Across the listing below, count the lines that mention the string "verbis". Reply with the figure only.

-*-

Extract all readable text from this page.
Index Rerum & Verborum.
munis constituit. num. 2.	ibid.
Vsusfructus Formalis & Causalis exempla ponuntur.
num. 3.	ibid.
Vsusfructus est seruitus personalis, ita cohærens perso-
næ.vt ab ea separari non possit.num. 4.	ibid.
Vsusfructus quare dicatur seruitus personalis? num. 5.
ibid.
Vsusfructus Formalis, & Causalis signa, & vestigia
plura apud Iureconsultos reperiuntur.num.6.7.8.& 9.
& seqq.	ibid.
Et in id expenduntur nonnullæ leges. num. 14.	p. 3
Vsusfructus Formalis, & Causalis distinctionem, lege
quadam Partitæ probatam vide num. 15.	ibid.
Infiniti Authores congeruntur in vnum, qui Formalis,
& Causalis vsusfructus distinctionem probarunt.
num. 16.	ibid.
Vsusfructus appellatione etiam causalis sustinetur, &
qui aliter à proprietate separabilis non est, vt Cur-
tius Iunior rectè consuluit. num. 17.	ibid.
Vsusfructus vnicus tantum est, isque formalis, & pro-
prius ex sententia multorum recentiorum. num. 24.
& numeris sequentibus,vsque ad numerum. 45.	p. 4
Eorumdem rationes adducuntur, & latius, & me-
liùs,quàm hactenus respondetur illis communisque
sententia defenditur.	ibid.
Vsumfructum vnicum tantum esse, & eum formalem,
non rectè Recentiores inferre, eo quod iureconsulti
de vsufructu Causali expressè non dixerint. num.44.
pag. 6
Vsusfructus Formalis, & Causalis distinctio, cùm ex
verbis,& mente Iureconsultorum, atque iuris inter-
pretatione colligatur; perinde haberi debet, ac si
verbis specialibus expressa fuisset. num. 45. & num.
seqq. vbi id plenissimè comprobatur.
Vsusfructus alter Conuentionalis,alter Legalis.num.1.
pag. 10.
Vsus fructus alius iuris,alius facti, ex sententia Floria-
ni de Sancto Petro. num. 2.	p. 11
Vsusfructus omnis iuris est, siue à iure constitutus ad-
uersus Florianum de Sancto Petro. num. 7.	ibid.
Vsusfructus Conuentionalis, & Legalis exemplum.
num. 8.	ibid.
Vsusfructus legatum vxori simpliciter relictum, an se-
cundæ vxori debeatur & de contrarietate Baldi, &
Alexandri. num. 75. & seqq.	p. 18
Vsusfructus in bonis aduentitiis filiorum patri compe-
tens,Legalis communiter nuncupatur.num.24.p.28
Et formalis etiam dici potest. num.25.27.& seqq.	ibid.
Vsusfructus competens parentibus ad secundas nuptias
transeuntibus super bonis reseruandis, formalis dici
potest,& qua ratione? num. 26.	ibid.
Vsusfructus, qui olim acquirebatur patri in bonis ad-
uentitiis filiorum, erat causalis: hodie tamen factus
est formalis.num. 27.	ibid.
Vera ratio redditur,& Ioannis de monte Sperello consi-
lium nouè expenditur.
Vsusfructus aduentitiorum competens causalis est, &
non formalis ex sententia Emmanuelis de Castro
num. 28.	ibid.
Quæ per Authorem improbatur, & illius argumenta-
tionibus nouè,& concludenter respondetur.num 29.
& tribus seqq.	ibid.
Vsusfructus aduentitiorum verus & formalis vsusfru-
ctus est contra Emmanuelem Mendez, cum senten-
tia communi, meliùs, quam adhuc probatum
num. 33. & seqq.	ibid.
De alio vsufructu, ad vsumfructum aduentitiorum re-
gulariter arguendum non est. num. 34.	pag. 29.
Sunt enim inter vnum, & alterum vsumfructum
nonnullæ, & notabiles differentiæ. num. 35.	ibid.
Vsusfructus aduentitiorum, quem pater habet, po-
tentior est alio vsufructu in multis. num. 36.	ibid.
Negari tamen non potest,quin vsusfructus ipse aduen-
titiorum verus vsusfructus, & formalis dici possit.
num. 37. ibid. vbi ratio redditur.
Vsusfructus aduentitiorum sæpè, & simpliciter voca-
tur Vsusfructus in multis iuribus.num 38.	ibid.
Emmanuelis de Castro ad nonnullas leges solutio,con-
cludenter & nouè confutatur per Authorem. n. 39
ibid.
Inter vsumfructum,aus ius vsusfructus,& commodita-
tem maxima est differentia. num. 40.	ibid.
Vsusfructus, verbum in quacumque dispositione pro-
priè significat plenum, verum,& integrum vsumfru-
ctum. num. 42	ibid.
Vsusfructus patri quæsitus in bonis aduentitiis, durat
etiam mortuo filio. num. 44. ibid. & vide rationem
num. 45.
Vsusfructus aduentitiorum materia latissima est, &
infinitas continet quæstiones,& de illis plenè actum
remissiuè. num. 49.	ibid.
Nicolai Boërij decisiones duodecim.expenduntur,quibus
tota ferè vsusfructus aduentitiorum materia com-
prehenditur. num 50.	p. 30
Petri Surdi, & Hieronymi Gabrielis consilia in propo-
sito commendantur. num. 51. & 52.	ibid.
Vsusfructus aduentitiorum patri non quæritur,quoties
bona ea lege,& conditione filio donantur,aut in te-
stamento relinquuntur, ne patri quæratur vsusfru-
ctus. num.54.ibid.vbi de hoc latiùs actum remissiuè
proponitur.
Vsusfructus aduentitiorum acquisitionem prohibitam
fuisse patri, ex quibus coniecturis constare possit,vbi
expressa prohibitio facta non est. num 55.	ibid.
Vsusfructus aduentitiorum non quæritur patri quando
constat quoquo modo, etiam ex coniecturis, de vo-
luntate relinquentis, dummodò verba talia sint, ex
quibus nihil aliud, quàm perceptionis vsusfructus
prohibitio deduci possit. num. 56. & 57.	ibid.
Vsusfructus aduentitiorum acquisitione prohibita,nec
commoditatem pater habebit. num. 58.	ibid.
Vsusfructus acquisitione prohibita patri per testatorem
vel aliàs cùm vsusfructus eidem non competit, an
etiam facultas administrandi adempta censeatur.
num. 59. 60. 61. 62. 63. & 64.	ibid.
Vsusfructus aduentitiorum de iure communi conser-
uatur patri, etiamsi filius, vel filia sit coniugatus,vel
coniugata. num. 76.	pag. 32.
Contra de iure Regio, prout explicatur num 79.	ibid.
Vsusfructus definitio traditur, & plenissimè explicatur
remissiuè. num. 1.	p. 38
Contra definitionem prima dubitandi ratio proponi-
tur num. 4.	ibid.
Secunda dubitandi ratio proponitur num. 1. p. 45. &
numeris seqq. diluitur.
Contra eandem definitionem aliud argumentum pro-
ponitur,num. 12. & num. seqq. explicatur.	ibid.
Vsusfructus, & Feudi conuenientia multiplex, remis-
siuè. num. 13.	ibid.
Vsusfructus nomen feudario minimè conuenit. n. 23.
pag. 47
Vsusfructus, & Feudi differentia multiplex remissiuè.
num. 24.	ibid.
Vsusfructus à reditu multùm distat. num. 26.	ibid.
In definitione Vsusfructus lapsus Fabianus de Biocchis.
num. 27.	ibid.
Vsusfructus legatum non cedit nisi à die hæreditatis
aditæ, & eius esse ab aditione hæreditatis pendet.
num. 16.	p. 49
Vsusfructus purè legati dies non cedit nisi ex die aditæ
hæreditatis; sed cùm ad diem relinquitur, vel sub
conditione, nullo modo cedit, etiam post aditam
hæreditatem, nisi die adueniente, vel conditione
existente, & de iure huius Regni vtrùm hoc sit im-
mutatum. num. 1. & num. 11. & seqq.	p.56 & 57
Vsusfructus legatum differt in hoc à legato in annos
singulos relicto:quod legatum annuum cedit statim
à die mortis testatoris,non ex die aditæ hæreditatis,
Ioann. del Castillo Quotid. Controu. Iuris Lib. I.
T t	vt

-*-

* [ANSWER TO THIS PROBLEM]:
2